▸ **TO DO**: Repeat all of the records verbatim.

Rows from a figure dataset
----------
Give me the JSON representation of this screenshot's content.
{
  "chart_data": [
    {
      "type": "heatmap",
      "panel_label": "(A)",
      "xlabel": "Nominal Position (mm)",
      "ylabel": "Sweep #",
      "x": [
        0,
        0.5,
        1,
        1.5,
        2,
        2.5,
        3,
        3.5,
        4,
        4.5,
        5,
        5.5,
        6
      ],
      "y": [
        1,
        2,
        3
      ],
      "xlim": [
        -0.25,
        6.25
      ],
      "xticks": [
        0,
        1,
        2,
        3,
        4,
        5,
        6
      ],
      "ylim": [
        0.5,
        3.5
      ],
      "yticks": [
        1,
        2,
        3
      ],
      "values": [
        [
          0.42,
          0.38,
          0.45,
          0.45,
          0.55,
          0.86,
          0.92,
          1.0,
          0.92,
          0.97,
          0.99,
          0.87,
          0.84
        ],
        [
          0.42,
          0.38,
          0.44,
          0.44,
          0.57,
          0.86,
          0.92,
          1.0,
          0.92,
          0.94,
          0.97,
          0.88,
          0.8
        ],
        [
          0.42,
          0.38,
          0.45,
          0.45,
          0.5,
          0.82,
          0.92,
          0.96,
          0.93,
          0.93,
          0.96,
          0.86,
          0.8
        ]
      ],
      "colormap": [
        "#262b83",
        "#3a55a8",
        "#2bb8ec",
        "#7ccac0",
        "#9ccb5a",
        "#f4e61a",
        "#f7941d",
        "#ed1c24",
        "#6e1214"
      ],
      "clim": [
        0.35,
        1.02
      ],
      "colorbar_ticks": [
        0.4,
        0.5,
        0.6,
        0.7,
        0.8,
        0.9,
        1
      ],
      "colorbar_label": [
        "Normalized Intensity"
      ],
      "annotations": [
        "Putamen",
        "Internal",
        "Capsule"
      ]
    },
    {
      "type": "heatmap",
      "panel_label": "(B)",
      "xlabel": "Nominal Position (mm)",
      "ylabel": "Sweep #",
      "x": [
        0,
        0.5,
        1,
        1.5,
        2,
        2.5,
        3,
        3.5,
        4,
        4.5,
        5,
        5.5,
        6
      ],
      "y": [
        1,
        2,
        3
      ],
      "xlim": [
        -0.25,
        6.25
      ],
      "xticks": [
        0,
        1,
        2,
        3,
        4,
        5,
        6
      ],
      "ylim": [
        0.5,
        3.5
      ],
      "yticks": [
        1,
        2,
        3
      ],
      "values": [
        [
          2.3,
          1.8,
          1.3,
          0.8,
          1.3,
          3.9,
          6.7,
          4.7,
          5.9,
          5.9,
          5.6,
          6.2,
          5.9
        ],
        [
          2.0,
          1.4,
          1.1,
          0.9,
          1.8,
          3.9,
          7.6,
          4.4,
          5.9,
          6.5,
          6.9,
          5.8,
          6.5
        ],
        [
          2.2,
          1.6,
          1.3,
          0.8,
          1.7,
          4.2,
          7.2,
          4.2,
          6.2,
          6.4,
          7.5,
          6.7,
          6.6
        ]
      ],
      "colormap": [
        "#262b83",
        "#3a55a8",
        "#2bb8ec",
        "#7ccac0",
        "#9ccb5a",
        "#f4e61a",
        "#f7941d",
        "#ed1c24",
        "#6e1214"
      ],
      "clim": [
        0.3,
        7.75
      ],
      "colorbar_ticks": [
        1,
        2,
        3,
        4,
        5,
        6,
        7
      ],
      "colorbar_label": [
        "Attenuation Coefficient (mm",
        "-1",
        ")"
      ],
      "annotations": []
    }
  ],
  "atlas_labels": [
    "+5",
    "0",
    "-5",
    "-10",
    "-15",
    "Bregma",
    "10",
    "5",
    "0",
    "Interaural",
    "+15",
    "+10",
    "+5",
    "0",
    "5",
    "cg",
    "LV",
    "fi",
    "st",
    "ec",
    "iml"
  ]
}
----------
▸ **RESPONSE BELOW**:
Give me the JSON representation of this screenshot's content.
{
  "chart_data": [
    {
      "type": "heatmap",
      "panel_label": "(A)",
      "xlabel": "Nominal Position (mm)",
      "ylabel": "Sweep #",
      "x": [
        0,
        0.5,
        1,
        1.5,
        2,
        2.5,
        3,
        3.5,
        4,
        4.5,
        5,
        5.5,
        6
      ],
      "y": [
        1,
        2,
        3
      ],
      "xlim": [
        -0.25,
        6.25
      ],
      "xticks": [
        0,
        1,
        2,
        3,
        4,
        5,
        6
      ],
      "ylim": [
        0.5,
        3.5
      ],
      "yticks": [
        1,
        2,
        3
      ],
      "values": [
        [
          0.42,
          0.38,
          0.45,
          0.45,
          0.55,
          0.86,
          0.92,
          1.0,
          0.92,
          0.97,
          0.99,
          0.87,
          0.84
        ],
        [
          0.42,
          0.38,
          0.44,
          0.44,
          0.57,
          0.86,
          0.92,
          1.0,
          0.92,
          0.94,
          0.97,
          0.88,
          0.8
        ],
        [
          0.42,
          0.38,
          0.45,
          0.45,
          0.5,
          0.82,
          0.92,
          0.96,
          0.93,
          0.93,
          0.96,
          0.86,
          0.8
        ]
      ],
      "colormap": [
        "#262b83",
        "#3a55a8",
        "#2bb8ec",
        "#7ccac0",
        "#9ccb5a",
        "#f4e61a",
        "#f7941d",
        "#ed1c24",
        "#6e1214"
      ],
      "clim": [
        0.35,
        1.02
      ],
      "colorbar_ticks": [
        0.4,
        0.5,
        0.6,
        0.7,
        0.8,
        0.9,
        1
      ],
      "colorbar_label": [
        "Normalized Intensity"
      ],
      "annotations": [
        "Putamen",
        "Internal",
        "Capsule"
      ]
    },
    {
      "type": "heatmap",
      "panel_label": "(B)",
      "xlabel": "Nominal Position (mm)",
      "ylabel": "Sweep #",
      "x": [
        0,
        0.5,
        1,
        1.5,
        2,
        2.5,
        3,
        3.5,
        4,
        4.5,
        5,
        5.5,
        6
      ],
      "y": [
        1,
        2,
        3
      ],
      "xlim": [
        -0.25,
        6.25
      ],
      "xticks": [
        0,
        1,
        2,
        3,
        4,
        5,
        6
      ],
      "ylim": [
        0.5,
        3.5
      ],
      "yticks": [
        1,
        2,
        3
      ],
      "values": [
        [
          2.3,
          1.8,
          1.3,
          0.8,
          1.3,
          3.9,
          6.7,
          4.7,
          5.9,
          5.9,
          5.6,
          6.2,
          5.9
        ],
        [
          2.0,
          1.4,
          1.1,
          0.9,
          1.8,
          3.9,
          7.6,
          4.4,
          5.9,
          6.5,
          6.9,
          5.8,
          6.5
        ],
        [
          2.2,
          1.6,
          1.3,
          0.8,
          1.7,
          4.2,
          7.2,
          4.2,
          6.2,
          6.4,
          7.5,
          6.7,
          6.6
        ]
      ],
      "colormap": [
        "#262b83",
        "#3a55a8",
        "#2bb8ec",
        "#7ccac0",
        "#9ccb5a",
        "#f4e61a",
        "#f7941d",
        "#ed1c24",
        "#6e1214"
      ],
      "clim": [
        0.3,
        7.75
      ],
      "colorbar_ticks": [
        1,
        2,
        3,
        4,
        5,
        6,
        7
      ],
      "colorbar_label": [
        "Attenuation Coefficient (mm",
        "-1",
        ")"
      ],
      "annotations": []
    }
  ],
  "atlas_labels": [
    "+5",
    "0",
    "-5",
    "-10",
    "-15",
    "Bregma",
    "10",
    "5",
    "0",
    "Interaural",
    "+15",
    "+10",
    "+5",
    "0",
    "5",
    "cg",
    "LV",
    "fi",
    "st",
    "ec",
    "iml"
  ]
}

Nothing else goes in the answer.